━━━━━ Records shown

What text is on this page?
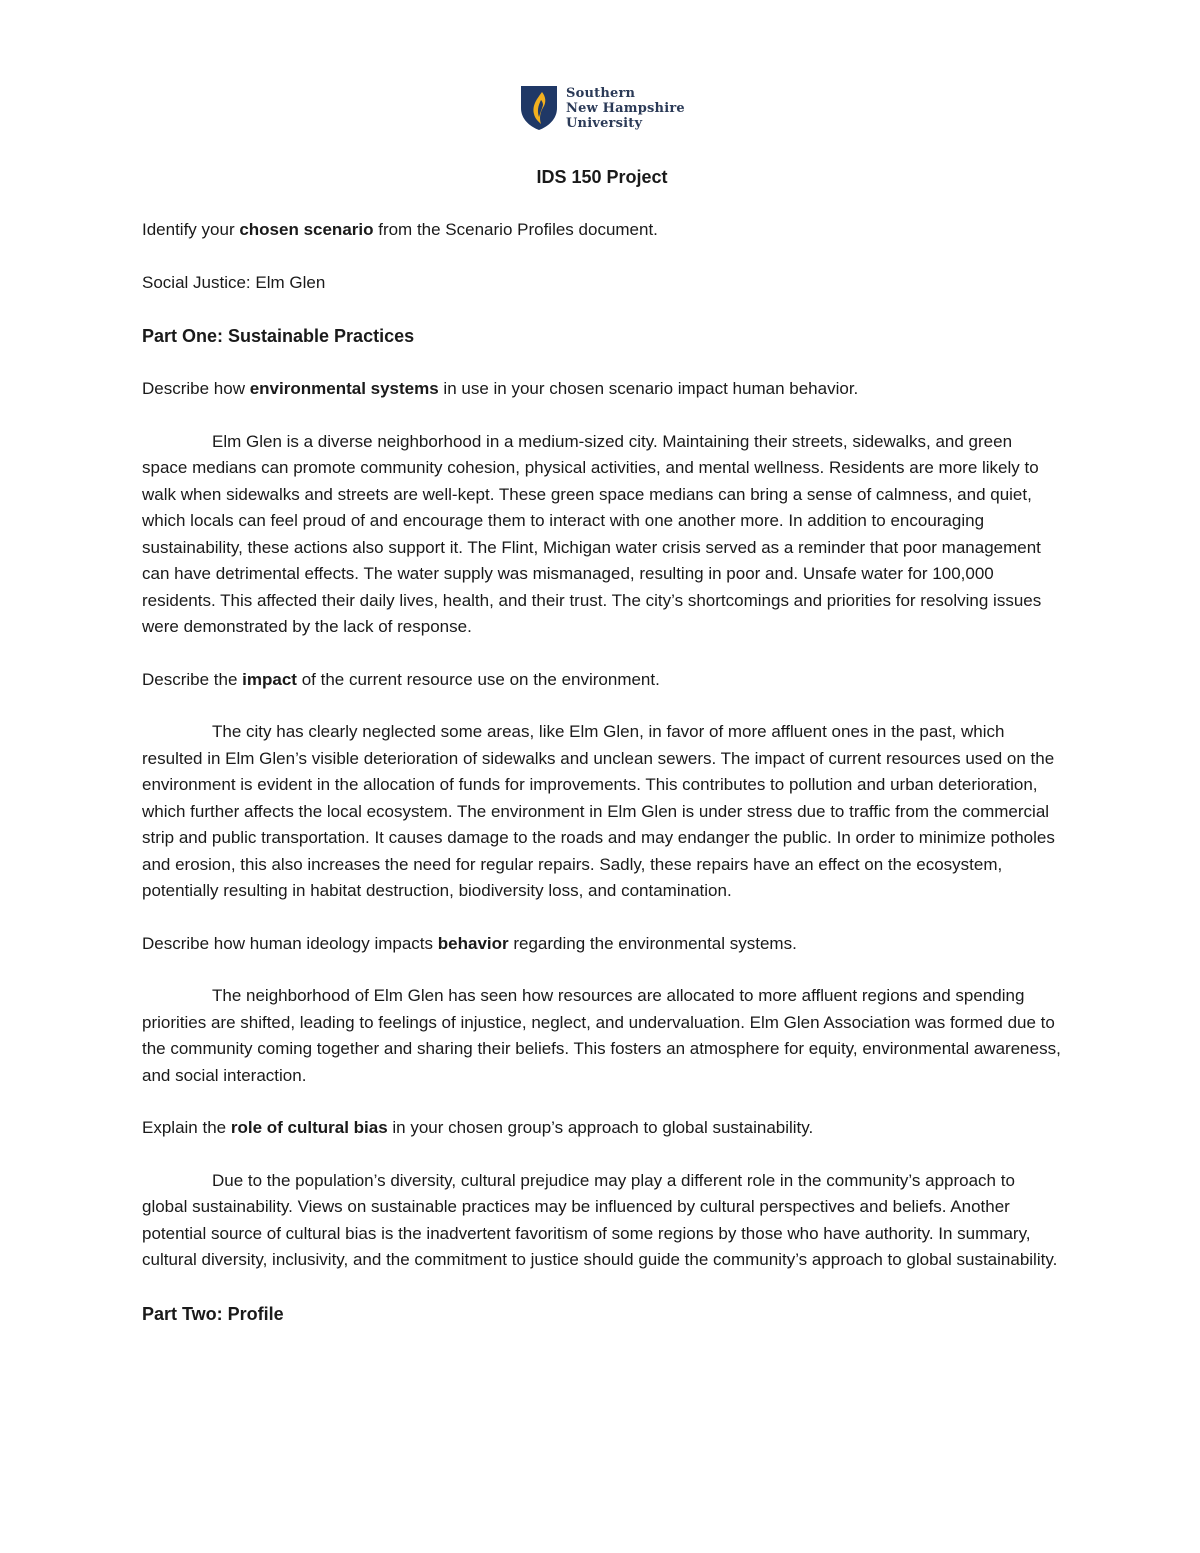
Southern
New Hampshire
University
IDS 150 Project

Identify your chosen scenario from the Scenario Profiles document.

Social Justice: Elm Glen

Part One: Sustainable Practices

Describe how environmental systems in use in your chosen scenario impact human behavior.

Elm Glen is a diverse neighborhood in a medium-sized city. Maintaining their streets, sidewalks, and green space medians can promote community cohesion, physical activities, and mental wellness. Residents are more likely to walk when sidewalks and streets are well-kept. These green space medians can bring a sense of calmness, and quiet, which locals can feel proud of and encourage them to interact with one another more. In addition to encouraging sustainability, these actions also support it. The Flint, Michigan water crisis served as a reminder that poor management can have detrimental effects. The water supply was mismanaged, resulting in poor and. Unsafe water for 100,000 residents. This affected their daily lives, health, and their trust. The city’s shortcomings and priorities for resolving issues were demonstrated by the lack of response.

Describe the impact of the current resource use on the environment.

The city has clearly neglected some areas, like Elm Glen, in favor of more affluent ones in the past, which resulted in Elm Glen’s visible deterioration of sidewalks and unclean sewers. The impact of current resources used on the environment is evident in the allocation of funds for improvements. This contributes to pollution and urban deterioration, which further affects the local ecosystem. The environment in Elm Glen is under stress due to traffic from the commercial strip and public transportation. It causes damage to the roads and may endanger the public. In order to minimize potholes and erosion, this also increases the need for regular repairs. Sadly, these repairs have an effect on the ecosystem, potentially resulting in habitat destruction, biodiversity loss, and contamination.

Describe how human ideology impacts behavior regarding the environmental systems.

The neighborhood of Elm Glen has seen how resources are allocated to more affluent regions and spending priorities are shifted, leading to feelings of injustice, neglect, and undervaluation. Elm Glen Association was formed due to the community coming together and sharing their beliefs. This fosters an atmosphere for equity, environmental awareness, and social interaction.

Explain the role of cultural bias in your chosen group’s approach to global sustainability.

Due to the population’s diversity, cultural prejudice may play a different role in the community’s approach to global sustainability. Views on sustainable practices may be influenced by cultural perspectives and beliefs. Another potential source of cultural bias is the inadvertent favoritism of some regions by those who have authority. In summary, cultural diversity, inclusivity, and the commitment to justice should guide the community’s approach to global sustainability.

Part Two: Profile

━━━━━━━━━━

* [Written instruction]:
Return every line containing "behavior".

* [Output for this exercise]:
Describe how environmental systems in use in your chosen scenario impact human behavior.
Describe how human ideology impacts behavior regarding the environmental systems.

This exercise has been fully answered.